## SHORT EXERCISE
Copy each line below in which the word "この休暇を" occurs.

--- begin DATASET EXCERPTS ---

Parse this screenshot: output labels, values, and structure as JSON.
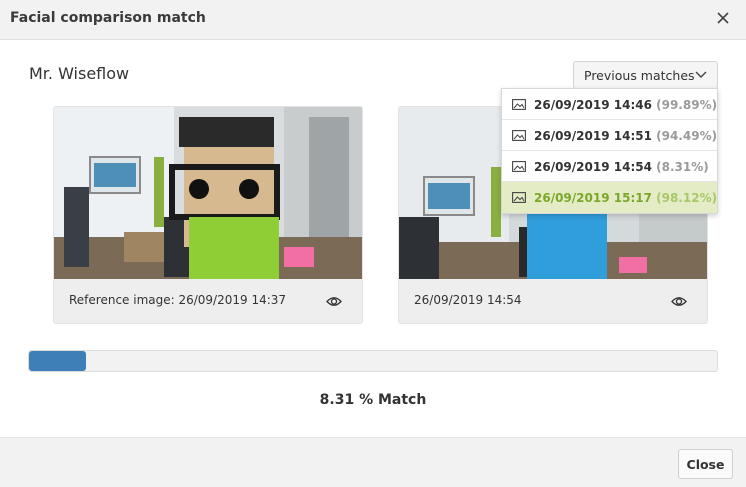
{
  "dialog": {
    "title": "Facial comparison match",
    "close_icon": "close-icon"
  },
  "person": {
    "name": "Mr. Wiseflow"
  },
  "previous_matches": {
    "label": "Previous matches",
    "items": [
      {
        "time": "26/09/2019 14:46",
        "percent": "(99.89%)",
        "active": false
      },
      {
        "time": "26/09/2019 14:51",
        "percent": "(94.49%)",
        "active": false
      },
      {
        "time": "26/09/2019 14:54",
        "percent": "(8.31%)",
        "active": false
      },
      {
        "time": "26/09/2019 15:17",
        "percent": "(98.12%)",
        "active": true
      }
    ]
  },
  "reference": {
    "caption": "Reference image: 26/09/2019 14:37"
  },
  "comparison": {
    "caption": "26/09/2019 14:54"
  },
  "match": {
    "value": 8.31,
    "label": "8.31 % Match"
  },
  "colors": {
    "progress": "#3e7fb8",
    "active_item_bg": "#e3ecc4",
    "active_item_text": "#7aa72a"
  },
  "footer": {
    "close_label": "Close"
  }
}
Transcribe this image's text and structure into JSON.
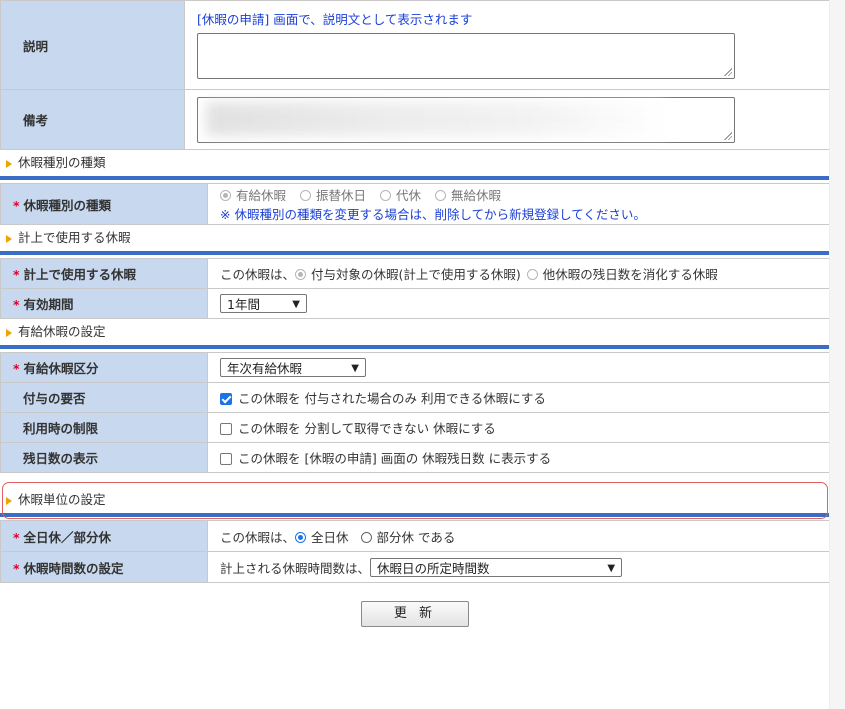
{
  "description": {
    "label": "説明",
    "hint": "[休暇の申請] 画面で、説明文として表示されます",
    "value": ""
  },
  "remarks": {
    "label": "備考"
  },
  "sections": {
    "type": "休暇種別の種類",
    "usage": "計上で使用する休暇",
    "paid": "有給休暇の設定",
    "unit": "休暇単位の設定"
  },
  "leave_type": {
    "label": "休暇種別の種類",
    "options": [
      "有給休暇",
      "振替休日",
      "代休",
      "無給休暇"
    ],
    "selected": "有給休暇",
    "note": "※ 休暇種別の種類を変更する場合は、削除してから新規登録してください。"
  },
  "usage_leave": {
    "label": "計上で使用する休暇",
    "prefix": "この休暇は、",
    "options": [
      "付与対象の休暇(計上で使用する休暇)",
      "他休暇の残日数を消化する休暇"
    ]
  },
  "valid_period": {
    "label": "有効期間",
    "value": "1年間"
  },
  "paid_category": {
    "label": "有給休暇区分",
    "value": "年次有給休暇"
  },
  "grant_required": {
    "label": "付与の要否",
    "text": "この休暇を 付与された場合のみ 利用できる休暇にする",
    "checked": true
  },
  "usage_limit": {
    "label": "利用時の制限",
    "text": "この休暇を 分割して取得できない 休暇にする",
    "checked": false
  },
  "remaining_display": {
    "label": "残日数の表示",
    "text": "この休暇を [休暇の申請] 画面の 休暇残日数 に表示する",
    "checked": false
  },
  "day_unit": {
    "label": "全日休／部分休",
    "prefix": "この休暇は、",
    "options": [
      "全日休",
      "部分休"
    ],
    "suffix": "である",
    "selected": "全日休"
  },
  "hours_setting": {
    "label": "休暇時間数の設定",
    "prefix": "計上される休暇時間数は、",
    "value": "休暇日の所定時間数"
  },
  "submit": {
    "label": "更 新"
  },
  "colors": {
    "label_bg": "#c7d8ef",
    "section_bar": "#3a6ec6",
    "required": "#e0002d",
    "hint": "#1a3fd6",
    "highlight": "#e06060"
  }
}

--- end DATASET EXCERPTS ---

## RESPONSE BELOW
    "text": "この休暇を 付与された場合のみ 利用できる休暇にする",
    "text": "この休暇を 分割して取得できない 休暇にする",
    "text": "この休暇を [休暇の申請] 画面の 休暇残日数 に表示する",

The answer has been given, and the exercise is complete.